* start *
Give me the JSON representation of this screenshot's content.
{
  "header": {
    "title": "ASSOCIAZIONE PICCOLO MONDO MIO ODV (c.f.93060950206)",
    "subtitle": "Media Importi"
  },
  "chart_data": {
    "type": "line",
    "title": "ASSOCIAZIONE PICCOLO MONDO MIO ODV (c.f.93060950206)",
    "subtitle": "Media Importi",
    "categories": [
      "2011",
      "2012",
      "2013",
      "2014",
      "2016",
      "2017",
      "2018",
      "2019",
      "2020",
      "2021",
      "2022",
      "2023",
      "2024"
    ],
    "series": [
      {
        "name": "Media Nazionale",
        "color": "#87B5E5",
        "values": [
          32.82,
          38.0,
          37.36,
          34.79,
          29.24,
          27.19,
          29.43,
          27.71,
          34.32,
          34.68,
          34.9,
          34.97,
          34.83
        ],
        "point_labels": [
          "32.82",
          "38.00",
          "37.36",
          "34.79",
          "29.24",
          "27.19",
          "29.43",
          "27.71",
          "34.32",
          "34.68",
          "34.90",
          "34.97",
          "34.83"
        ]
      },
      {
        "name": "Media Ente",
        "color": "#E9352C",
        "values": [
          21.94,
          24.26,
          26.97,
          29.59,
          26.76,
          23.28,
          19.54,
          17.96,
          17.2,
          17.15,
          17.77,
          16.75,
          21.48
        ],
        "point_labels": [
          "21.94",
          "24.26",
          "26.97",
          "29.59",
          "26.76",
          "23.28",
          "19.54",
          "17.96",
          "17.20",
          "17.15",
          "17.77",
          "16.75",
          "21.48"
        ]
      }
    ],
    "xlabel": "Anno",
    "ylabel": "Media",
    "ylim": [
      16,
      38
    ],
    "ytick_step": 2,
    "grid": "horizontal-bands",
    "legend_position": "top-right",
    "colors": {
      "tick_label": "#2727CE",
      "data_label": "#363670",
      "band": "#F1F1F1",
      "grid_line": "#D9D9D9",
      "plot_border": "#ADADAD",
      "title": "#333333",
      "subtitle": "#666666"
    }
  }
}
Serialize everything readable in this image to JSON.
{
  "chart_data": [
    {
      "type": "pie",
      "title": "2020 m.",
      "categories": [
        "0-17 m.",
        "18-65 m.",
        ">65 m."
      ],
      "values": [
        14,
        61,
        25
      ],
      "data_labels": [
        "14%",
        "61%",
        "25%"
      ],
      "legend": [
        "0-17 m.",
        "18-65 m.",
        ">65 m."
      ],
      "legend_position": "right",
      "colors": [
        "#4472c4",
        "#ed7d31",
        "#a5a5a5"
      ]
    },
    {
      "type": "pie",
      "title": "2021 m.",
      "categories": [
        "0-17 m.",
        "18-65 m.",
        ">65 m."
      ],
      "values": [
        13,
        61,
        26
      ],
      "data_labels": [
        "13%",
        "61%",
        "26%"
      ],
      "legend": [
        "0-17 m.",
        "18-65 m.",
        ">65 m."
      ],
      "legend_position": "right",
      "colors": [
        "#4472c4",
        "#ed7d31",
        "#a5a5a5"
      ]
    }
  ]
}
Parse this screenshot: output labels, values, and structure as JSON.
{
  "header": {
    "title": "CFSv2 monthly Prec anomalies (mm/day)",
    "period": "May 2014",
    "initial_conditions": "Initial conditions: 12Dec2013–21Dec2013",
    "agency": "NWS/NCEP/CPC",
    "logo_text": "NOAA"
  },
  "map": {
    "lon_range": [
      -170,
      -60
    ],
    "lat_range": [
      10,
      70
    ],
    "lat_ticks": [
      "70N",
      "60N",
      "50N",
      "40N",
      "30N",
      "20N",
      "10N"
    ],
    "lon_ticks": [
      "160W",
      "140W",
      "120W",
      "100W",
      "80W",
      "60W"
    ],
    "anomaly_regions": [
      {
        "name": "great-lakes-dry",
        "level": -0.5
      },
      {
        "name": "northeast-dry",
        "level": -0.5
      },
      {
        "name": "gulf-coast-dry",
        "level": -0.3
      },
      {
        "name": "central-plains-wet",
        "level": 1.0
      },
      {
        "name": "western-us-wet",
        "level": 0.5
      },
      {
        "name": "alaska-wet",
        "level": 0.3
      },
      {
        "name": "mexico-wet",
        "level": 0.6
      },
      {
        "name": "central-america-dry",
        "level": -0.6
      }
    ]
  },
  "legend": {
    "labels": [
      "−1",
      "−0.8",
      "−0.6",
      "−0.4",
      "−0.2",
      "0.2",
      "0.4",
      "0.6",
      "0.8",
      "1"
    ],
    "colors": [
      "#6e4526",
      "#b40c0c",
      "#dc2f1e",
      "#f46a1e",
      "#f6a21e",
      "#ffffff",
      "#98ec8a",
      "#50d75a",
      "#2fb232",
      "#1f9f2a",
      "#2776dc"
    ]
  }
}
* end *
» Given request: Retype all the records, matching them exactly.

» Output below:
Give me the JSON representation of this screenshot's content.
{
  "header": {
    "title": "ASSOCIAZIONE PICCOLO MONDO MIO ODV (c.f.93060950206)",
    "subtitle": "Media Importi"
  },
  "chart_data": {
    "type": "line",
    "title": "ASSOCIAZIONE PICCOLO MONDO MIO ODV (c.f.93060950206)",
    "subtitle": "Media Importi",
    "categories": [
      "2011",
      "2012",
      "2013",
      "2014",
      "2016",
      "2017",
      "2018",
      "2019",
      "2020",
      "2021",
      "2022",
      "2023",
      "2024"
    ],
    "series": [
      {
        "name": "Media Nazionale",
        "color": "#87B5E5",
        "values": [
          32.82,
          38.0,
          37.36,
          34.79,
          29.24,
          27.19,
          29.43,
          27.71,
          34.32,
          34.68,
          34.9,
          34.97,
          34.83
        ],
        "point_labels": [
          "32.82",
          "38.00",
          "37.36",
          "34.79",
          "29.24",
          "27.19",
          "29.43",
          "27.71",
          "34.32",
          "34.68",
          "34.90",
          "34.97",
          "34.83"
        ]
      },
      {
        "name": "Media Ente",
        "color": "#E9352C",
        "values": [
          21.94,
          24.26,
          26.97,
          29.59,
          26.76,
          23.28,
          19.54,
          17.96,
          17.2,
          17.15,
          17.77,
          16.75,
          21.48
        ],
        "point_labels": [
          "21.94",
          "24.26",
          "26.97",
          "29.59",
          "26.76",
          "23.28",
          "19.54",
          "17.96",
          "17.20",
          "17.15",
          "17.77",
          "16.75",
          "21.48"
        ]
      }
    ],
    "xlabel": "Anno",
    "ylabel": "Media",
    "ylim": [
      16,
      38
    ],
    "ytick_step": 2,
    "grid": "horizontal-bands",
    "legend_position": "top-right",
    "colors": {
      "tick_label": "#2727CE",
      "data_label": "#363670",
      "band": "#F1F1F1",
      "grid_line": "#D9D9D9",
      "plot_border": "#ADADAD",
      "title": "#333333",
      "subtitle": "#666666"
    }
  }
}
Serialize everything readable in this image to JSON.
{
  "chart_data": [
    {
      "type": "pie",
      "title": "2020 m.",
      "categories": [
        "0-17 m.",
        "18-65 m.",
        ">65 m."
      ],
      "values": [
        14,
        61,
        25
      ],
      "data_labels": [
        "14%",
        "61%",
        "25%"
      ],
      "legend": [
        "0-17 m.",
        "18-65 m.",
        ">65 m."
      ],
      "legend_position": "right",
      "colors": [
        "#4472c4",
        "#ed7d31",
        "#a5a5a5"
      ]
    },
    {
      "type": "pie",
      "title": "2021 m.",
      "categories": [
        "0-17 m.",
        "18-65 m.",
        ">65 m."
      ],
      "values": [
        13,
        61,
        26
      ],
      "data_labels": [
        "13%",
        "61%",
        "26%"
      ],
      "legend": [
        "0-17 m.",
        "18-65 m.",
        ">65 m."
      ],
      "legend_position": "right",
      "colors": [
        "#4472c4",
        "#ed7d31",
        "#a5a5a5"
      ]
    }
  ]
}
Parse this screenshot: output labels, values, and structure as JSON.
{
  "header": {
    "title": "CFSv2 monthly Prec anomalies (mm/day)",
    "period": "May 2014",
    "initial_conditions": "Initial conditions: 12Dec2013–21Dec2013",
    "agency": "NWS/NCEP/CPC",
    "logo_text": "NOAA"
  },
  "map": {
    "lon_range": [
      -170,
      -60
    ],
    "lat_range": [
      10,
      70
    ],
    "lat_ticks": [
      "70N",
      "60N",
      "50N",
      "40N",
      "30N",
      "20N",
      "10N"
    ],
    "lon_ticks": [
      "160W",
      "140W",
      "120W",
      "100W",
      "80W",
      "60W"
    ],
    "anomaly_regions": [
      {
        "name": "great-lakes-dry",
        "level": -0.5
      },
      {
        "name": "northeast-dry",
        "level": -0.5
      },
      {
        "name": "gulf-coast-dry",
        "level": -0.3
      },
      {
        "name": "central-plains-wet",
        "level": 1.0
      },
      {
        "name": "western-us-wet",
        "level": 0.5
      },
      {
        "name": "alaska-wet",
        "level": 0.3
      },
      {
        "name": "mexico-wet",
        "level": 0.6
      },
      {
        "name": "central-america-dry",
        "level": -0.6
      }
    ]
  },
  "legend": {
    "labels": [
      "−1",
      "−0.8",
      "−0.6",
      "−0.4",
      "−0.2",
      "0.2",
      "0.4",
      "0.6",
      "0.8",
      "1"
    ],
    "colors": [
      "#6e4526",
      "#b40c0c",
      "#dc2f1e",
      "#f46a1e",
      "#f6a21e",
      "#ffffff",
      "#98ec8a",
      "#50d75a",
      "#2fb232",
      "#1f9f2a",
      "#2776dc"
    ]
  }
}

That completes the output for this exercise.